STATED GOAL:
Write out all the lines again, precisely as they stand, but without the images.

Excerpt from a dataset
********************

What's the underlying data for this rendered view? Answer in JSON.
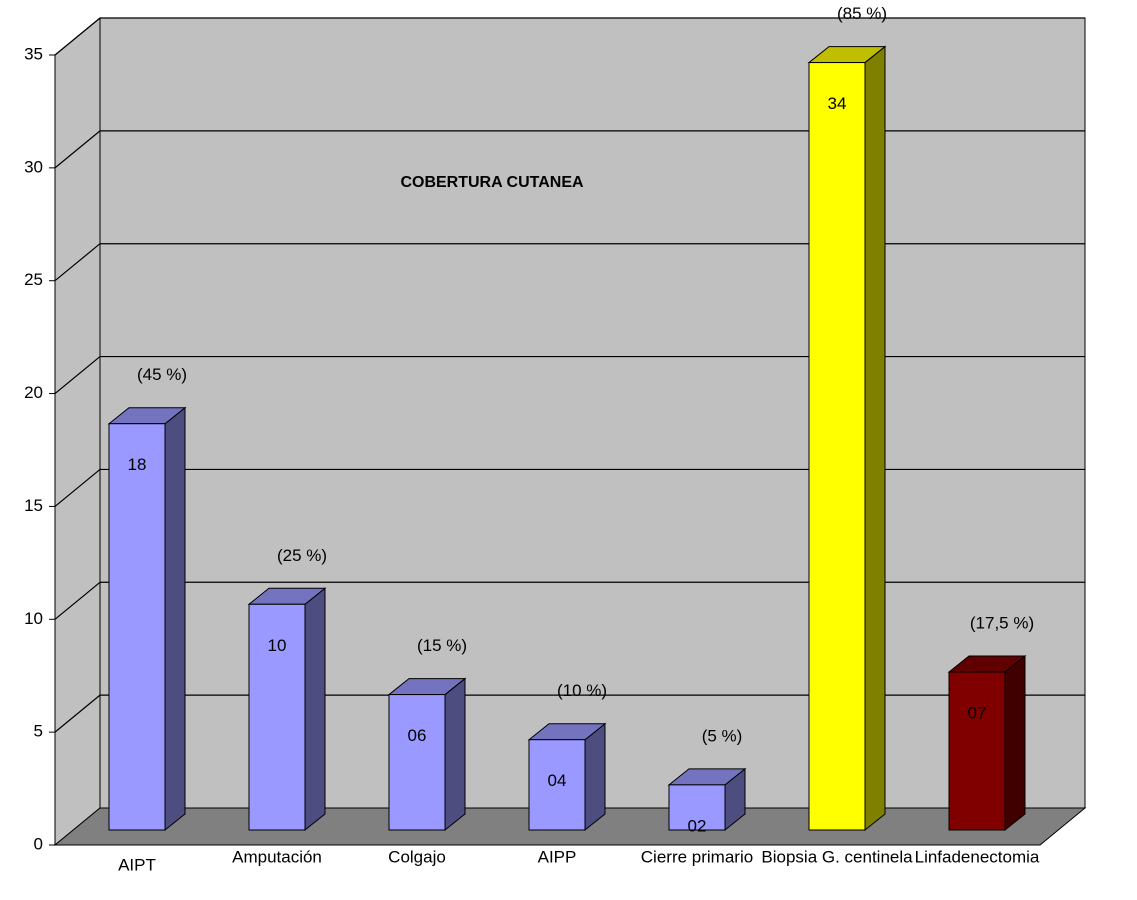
{
  "chart_data": {
    "type": "bar3d",
    "annotation": "COBERTURA CUTANEA",
    "categories": [
      "AIPT",
      "Amputación",
      "Colgajo",
      "AIPP",
      "Cierre primario",
      "Biopsia G. centinela",
      "Linfadenectomia"
    ],
    "values": [
      18,
      10,
      6,
      4,
      2,
      34,
      7
    ],
    "value_labels": [
      "18",
      "10",
      "06",
      "04",
      "02",
      "34",
      "07"
    ],
    "percent_labels": [
      "(45 %)",
      "(25 %)",
      "(15 %)",
      "(10 %)",
      "(5 %)",
      "(85 %)",
      "(17,5 %)"
    ],
    "colors": [
      "#9999ff",
      "#9999ff",
      "#9999ff",
      "#9999ff",
      "#9999ff",
      "#ffff00",
      "#800000"
    ],
    "ylim": [
      0,
      35
    ],
    "yticks": [
      0,
      5,
      10,
      15,
      20,
      25,
      30,
      35
    ],
    "grid": true
  }
}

********************

SOLUTION TO THIS TASK:
What's the underlying data for this rendered view? Answer in JSON.
{
  "chart_data": {
    "type": "bar3d",
    "annotation": "COBERTURA CUTANEA",
    "categories": [
      "AIPT",
      "Amputación",
      "Colgajo",
      "AIPP",
      "Cierre primario",
      "Biopsia G. centinela",
      "Linfadenectomia"
    ],
    "values": [
      18,
      10,
      6,
      4,
      2,
      34,
      7
    ],
    "value_labels": [
      "18",
      "10",
      "06",
      "04",
      "02",
      "34",
      "07"
    ],
    "percent_labels": [
      "(45 %)",
      "(25 %)",
      "(15 %)",
      "(10 %)",
      "(5 %)",
      "(85 %)",
      "(17,5 %)"
    ],
    "colors": [
      "#9999ff",
      "#9999ff",
      "#9999ff",
      "#9999ff",
      "#9999ff",
      "#ffff00",
      "#800000"
    ],
    "ylim": [
      0,
      35
    ],
    "yticks": [
      0,
      5,
      10,
      15,
      20,
      25,
      30,
      35
    ],
    "grid": true
  }
}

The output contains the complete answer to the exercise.